## Begin Extracted entries
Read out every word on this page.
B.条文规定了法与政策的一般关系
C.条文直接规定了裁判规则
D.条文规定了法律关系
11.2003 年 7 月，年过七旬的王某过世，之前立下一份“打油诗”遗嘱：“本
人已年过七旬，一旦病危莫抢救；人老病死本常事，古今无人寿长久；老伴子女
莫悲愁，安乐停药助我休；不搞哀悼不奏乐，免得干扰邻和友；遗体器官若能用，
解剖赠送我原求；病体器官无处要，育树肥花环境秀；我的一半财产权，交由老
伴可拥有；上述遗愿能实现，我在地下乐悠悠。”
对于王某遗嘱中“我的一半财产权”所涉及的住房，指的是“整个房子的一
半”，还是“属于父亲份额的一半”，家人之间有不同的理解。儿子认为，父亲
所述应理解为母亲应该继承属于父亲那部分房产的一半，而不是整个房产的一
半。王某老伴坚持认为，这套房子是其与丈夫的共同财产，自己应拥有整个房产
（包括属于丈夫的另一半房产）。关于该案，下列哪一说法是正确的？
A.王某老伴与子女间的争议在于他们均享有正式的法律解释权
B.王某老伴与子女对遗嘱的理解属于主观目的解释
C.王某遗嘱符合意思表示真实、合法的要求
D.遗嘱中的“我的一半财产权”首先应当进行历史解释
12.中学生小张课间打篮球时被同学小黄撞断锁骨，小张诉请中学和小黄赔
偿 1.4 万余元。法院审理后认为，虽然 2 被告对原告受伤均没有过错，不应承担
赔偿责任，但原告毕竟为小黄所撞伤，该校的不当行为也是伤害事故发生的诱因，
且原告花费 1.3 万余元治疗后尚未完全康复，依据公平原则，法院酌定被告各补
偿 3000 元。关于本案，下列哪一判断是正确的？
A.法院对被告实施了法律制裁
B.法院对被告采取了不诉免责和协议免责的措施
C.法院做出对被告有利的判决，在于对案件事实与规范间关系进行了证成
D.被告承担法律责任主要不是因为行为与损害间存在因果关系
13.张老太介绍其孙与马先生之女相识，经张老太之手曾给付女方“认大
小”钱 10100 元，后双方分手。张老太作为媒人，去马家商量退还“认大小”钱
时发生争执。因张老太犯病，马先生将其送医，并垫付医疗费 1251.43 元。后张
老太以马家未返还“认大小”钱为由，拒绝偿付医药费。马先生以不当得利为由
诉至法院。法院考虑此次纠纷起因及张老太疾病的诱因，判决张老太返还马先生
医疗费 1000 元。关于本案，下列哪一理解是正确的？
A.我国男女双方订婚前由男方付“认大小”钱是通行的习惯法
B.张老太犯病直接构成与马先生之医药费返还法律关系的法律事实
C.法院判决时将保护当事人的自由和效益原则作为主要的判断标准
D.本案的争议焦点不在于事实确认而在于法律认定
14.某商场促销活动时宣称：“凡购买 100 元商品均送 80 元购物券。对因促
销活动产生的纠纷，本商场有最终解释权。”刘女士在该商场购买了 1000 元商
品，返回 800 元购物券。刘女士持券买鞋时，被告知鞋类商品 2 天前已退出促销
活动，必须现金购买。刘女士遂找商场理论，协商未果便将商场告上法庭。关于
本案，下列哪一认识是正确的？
## End Extracted entries
→ **Problem**: In the records above, locate each line with the word "我的一半财产权". Copy all such lines.

→ **Result of this exercise**:
解剖赠送我原求；病体器官无处要，育树肥花环境秀；我的一半财产权，交由老
对于王某遗嘱中“我的一半财产权”所涉及的住房，指的是“整个房子的一
D.遗嘱中的“我的一半财产权”首先应当进行历史解释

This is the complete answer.